_RECORD SET:_
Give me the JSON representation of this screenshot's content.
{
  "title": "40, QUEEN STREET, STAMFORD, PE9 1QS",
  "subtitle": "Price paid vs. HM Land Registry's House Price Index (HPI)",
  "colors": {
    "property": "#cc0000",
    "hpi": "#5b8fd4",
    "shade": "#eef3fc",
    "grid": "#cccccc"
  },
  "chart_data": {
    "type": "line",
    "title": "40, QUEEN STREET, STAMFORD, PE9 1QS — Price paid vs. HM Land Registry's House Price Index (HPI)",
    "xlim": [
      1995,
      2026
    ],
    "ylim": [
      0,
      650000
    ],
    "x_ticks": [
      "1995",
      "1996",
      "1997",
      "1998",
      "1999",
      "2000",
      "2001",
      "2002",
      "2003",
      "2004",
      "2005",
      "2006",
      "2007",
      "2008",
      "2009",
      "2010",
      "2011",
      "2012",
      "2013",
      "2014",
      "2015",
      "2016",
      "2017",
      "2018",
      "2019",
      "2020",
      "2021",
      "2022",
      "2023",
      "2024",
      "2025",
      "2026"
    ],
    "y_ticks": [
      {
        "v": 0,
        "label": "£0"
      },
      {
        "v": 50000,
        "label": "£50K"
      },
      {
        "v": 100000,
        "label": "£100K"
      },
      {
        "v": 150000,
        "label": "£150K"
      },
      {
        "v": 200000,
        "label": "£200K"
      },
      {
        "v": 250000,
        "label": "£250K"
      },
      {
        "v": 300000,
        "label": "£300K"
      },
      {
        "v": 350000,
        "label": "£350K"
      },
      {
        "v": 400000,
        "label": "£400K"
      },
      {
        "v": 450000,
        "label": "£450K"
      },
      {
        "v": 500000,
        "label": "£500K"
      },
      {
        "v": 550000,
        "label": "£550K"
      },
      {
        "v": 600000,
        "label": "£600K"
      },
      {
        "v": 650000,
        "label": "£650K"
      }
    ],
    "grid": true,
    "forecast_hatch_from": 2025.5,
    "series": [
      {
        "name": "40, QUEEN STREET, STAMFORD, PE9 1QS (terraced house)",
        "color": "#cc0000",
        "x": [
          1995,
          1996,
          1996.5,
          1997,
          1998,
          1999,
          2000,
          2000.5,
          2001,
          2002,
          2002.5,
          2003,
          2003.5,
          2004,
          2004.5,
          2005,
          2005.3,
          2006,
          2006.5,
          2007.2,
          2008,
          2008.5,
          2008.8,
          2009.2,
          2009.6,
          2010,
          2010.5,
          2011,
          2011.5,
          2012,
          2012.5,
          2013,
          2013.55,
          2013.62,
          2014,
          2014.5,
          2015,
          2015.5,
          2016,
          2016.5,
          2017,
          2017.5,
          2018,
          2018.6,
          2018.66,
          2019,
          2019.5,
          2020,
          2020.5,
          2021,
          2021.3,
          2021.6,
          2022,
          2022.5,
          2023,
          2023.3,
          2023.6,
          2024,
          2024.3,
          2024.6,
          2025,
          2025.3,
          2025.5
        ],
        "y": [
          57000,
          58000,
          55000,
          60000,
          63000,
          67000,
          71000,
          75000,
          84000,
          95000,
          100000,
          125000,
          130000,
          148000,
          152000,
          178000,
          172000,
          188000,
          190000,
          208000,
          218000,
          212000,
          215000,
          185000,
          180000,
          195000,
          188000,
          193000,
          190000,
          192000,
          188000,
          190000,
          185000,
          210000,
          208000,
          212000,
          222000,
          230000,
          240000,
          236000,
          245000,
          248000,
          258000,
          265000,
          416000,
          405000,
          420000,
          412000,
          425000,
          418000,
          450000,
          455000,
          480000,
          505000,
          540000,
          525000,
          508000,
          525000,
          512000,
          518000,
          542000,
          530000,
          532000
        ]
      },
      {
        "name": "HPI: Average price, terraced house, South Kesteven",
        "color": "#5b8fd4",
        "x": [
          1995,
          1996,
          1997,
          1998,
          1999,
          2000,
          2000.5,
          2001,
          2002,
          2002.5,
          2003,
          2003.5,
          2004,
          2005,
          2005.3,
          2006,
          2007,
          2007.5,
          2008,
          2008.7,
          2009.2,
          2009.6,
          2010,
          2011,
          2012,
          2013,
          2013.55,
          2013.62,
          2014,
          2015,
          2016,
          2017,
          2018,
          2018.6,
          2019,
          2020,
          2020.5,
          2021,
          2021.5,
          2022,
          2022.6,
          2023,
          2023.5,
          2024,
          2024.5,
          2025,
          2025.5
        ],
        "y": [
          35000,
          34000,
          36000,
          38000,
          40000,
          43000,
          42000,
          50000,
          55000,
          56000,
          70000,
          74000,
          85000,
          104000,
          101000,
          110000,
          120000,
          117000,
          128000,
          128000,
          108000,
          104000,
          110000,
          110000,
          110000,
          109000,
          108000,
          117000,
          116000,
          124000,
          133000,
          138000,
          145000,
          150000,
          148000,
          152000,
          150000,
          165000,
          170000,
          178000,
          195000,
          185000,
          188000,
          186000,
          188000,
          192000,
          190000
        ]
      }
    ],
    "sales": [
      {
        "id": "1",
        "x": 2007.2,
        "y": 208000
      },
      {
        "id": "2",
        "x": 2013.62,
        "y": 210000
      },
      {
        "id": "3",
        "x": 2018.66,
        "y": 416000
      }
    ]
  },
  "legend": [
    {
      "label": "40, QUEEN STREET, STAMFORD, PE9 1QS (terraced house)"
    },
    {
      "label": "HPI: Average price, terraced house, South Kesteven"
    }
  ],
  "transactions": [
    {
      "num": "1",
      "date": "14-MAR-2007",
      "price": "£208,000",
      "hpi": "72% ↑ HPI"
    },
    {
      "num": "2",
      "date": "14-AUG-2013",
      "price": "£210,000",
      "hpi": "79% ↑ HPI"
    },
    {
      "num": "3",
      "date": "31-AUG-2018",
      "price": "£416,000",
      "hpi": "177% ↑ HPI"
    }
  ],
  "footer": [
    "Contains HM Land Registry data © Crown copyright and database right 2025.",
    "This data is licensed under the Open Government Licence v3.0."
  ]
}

==

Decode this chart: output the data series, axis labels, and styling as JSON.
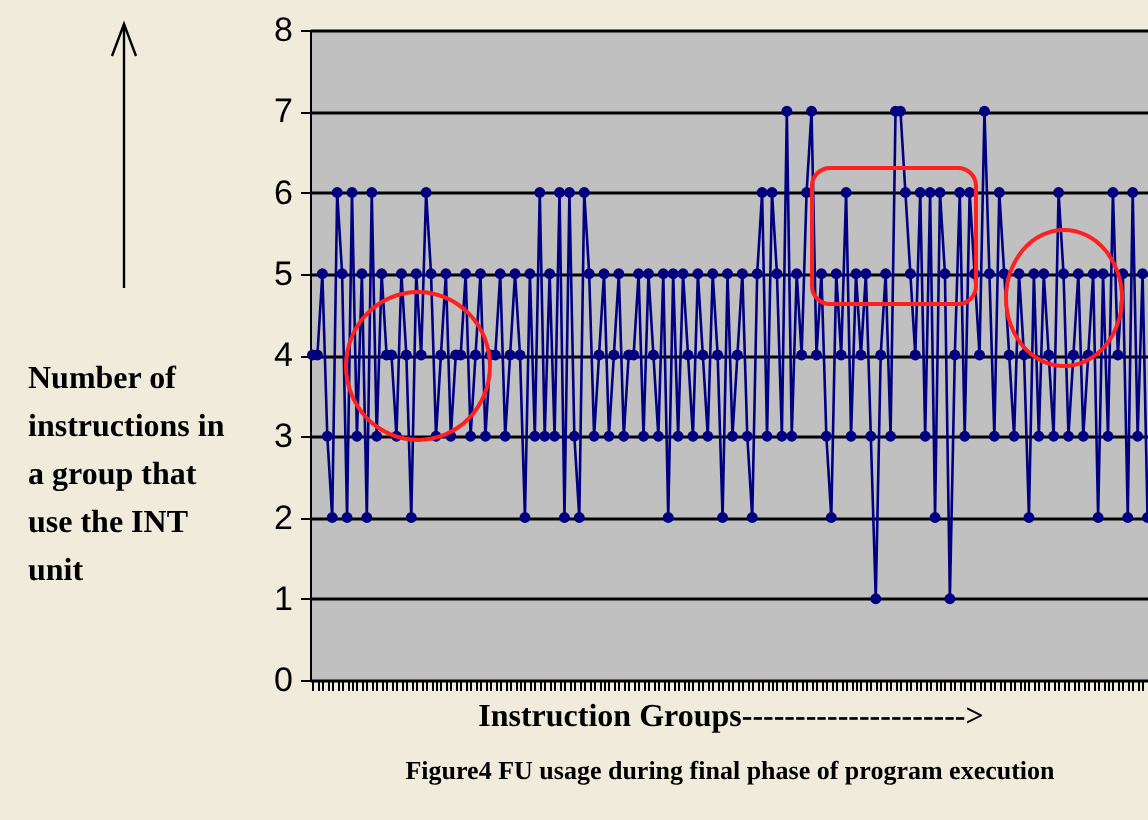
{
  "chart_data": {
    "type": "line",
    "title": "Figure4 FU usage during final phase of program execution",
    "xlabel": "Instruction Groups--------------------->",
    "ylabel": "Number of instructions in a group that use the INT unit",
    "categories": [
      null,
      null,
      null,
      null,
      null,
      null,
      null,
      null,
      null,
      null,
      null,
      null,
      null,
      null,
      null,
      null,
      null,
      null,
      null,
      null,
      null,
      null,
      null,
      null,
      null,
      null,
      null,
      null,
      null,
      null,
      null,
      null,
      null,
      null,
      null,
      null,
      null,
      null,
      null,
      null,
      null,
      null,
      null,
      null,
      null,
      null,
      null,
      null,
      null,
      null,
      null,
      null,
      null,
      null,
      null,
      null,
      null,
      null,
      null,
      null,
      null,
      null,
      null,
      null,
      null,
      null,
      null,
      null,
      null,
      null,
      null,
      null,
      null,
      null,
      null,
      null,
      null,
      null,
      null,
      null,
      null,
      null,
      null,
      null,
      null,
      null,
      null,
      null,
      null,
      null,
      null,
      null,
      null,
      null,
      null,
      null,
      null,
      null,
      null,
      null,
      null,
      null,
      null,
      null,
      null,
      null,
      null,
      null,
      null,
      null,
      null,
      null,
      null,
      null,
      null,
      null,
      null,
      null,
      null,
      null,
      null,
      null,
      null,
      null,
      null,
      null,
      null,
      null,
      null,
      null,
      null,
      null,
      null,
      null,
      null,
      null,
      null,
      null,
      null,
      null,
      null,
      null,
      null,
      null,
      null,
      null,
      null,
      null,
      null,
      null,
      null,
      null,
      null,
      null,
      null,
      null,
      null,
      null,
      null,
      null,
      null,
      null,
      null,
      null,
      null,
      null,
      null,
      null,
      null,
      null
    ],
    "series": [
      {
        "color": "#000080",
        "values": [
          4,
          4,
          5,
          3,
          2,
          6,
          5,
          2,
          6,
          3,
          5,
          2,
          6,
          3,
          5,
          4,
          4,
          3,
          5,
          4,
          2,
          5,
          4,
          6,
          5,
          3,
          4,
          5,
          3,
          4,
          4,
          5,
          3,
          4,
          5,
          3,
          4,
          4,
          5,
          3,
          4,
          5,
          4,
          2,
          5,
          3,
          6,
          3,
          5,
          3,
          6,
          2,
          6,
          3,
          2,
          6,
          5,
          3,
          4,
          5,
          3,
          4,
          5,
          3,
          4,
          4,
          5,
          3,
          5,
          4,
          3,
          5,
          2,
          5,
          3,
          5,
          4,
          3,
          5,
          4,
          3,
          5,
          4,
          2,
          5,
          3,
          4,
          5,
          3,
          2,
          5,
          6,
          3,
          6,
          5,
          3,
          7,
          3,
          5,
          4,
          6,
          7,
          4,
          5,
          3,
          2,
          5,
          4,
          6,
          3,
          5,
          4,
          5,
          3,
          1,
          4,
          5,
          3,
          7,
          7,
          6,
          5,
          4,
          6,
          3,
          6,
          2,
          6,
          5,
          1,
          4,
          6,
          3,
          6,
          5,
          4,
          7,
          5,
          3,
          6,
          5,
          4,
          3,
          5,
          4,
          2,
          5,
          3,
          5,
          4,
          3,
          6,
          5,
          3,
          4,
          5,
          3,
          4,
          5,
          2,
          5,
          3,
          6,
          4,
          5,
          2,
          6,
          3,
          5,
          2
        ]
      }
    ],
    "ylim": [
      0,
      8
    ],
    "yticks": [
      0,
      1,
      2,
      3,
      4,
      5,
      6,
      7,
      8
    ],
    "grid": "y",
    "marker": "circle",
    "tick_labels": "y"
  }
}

* * *

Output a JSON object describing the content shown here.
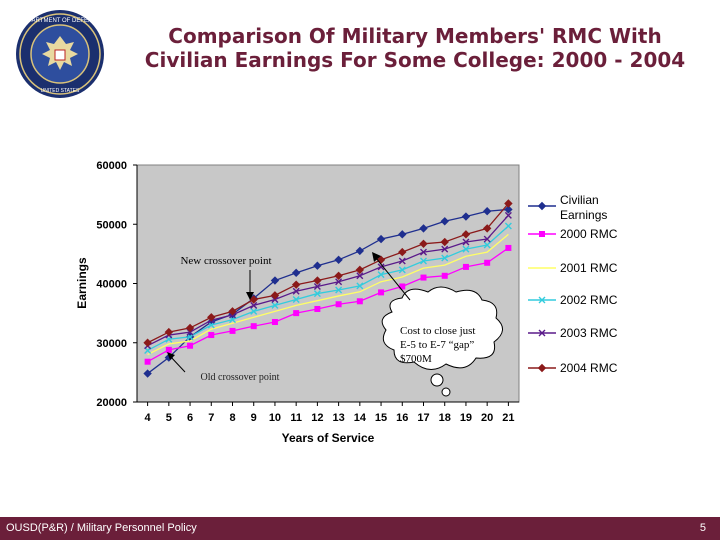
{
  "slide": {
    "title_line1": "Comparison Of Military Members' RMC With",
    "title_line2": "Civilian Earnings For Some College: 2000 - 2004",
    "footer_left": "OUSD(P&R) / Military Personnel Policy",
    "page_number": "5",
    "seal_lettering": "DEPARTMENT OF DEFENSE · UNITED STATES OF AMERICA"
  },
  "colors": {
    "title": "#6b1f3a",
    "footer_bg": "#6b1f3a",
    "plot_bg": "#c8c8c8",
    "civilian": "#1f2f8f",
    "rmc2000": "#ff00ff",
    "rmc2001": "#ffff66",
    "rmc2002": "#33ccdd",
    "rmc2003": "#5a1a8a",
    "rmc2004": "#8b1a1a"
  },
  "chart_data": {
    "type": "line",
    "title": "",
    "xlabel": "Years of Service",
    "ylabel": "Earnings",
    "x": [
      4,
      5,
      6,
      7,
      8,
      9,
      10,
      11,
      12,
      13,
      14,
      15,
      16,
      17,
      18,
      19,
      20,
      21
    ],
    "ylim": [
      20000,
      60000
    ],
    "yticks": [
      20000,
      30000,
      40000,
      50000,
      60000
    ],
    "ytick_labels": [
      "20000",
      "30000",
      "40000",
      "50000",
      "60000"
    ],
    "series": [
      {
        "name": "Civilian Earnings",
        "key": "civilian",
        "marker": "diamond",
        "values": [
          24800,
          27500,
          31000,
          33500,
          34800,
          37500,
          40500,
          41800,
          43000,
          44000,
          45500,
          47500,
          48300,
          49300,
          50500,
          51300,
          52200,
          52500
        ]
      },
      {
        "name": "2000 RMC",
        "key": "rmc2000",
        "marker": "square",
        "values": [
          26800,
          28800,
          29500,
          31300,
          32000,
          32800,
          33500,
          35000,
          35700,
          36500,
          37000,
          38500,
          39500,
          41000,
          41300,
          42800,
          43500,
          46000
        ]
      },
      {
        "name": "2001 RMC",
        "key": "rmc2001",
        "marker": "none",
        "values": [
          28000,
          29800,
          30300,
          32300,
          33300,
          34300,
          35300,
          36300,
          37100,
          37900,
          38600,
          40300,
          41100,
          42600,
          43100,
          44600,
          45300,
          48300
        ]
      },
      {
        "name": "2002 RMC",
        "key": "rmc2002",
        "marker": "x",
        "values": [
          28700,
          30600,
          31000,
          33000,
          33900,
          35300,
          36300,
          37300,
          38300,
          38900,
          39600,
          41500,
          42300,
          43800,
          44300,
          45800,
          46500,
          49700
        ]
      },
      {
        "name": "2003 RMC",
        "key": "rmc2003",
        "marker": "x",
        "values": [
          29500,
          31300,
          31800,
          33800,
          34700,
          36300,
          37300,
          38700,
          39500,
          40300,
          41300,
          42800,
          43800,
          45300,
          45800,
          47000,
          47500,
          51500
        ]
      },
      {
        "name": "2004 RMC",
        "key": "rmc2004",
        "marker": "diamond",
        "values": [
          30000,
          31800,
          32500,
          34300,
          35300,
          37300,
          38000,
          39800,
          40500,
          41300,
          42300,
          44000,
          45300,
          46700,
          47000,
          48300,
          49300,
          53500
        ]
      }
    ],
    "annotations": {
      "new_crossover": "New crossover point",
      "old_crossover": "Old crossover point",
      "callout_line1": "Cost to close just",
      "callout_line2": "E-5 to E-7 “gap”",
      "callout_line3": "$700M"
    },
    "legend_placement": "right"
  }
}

_EXERCISE PROMPT:_
Extract every line containing the string "QUEEN" from the data above.

_RESPONSE FOR THIS EXERCISE:_
  "title": "40, QUEEN STREET, STAMFORD, PE9 1QS",
    "title": "40, QUEEN STREET, STAMFORD, PE9 1QS — Price paid vs. HM Land Registry's House Price Index (HPI)",
        "name": "40, QUEEN STREET, STAMFORD, PE9 1QS (terraced house)",
      "label": "40, QUEEN STREET, STAMFORD, PE9 1QS (terraced house)"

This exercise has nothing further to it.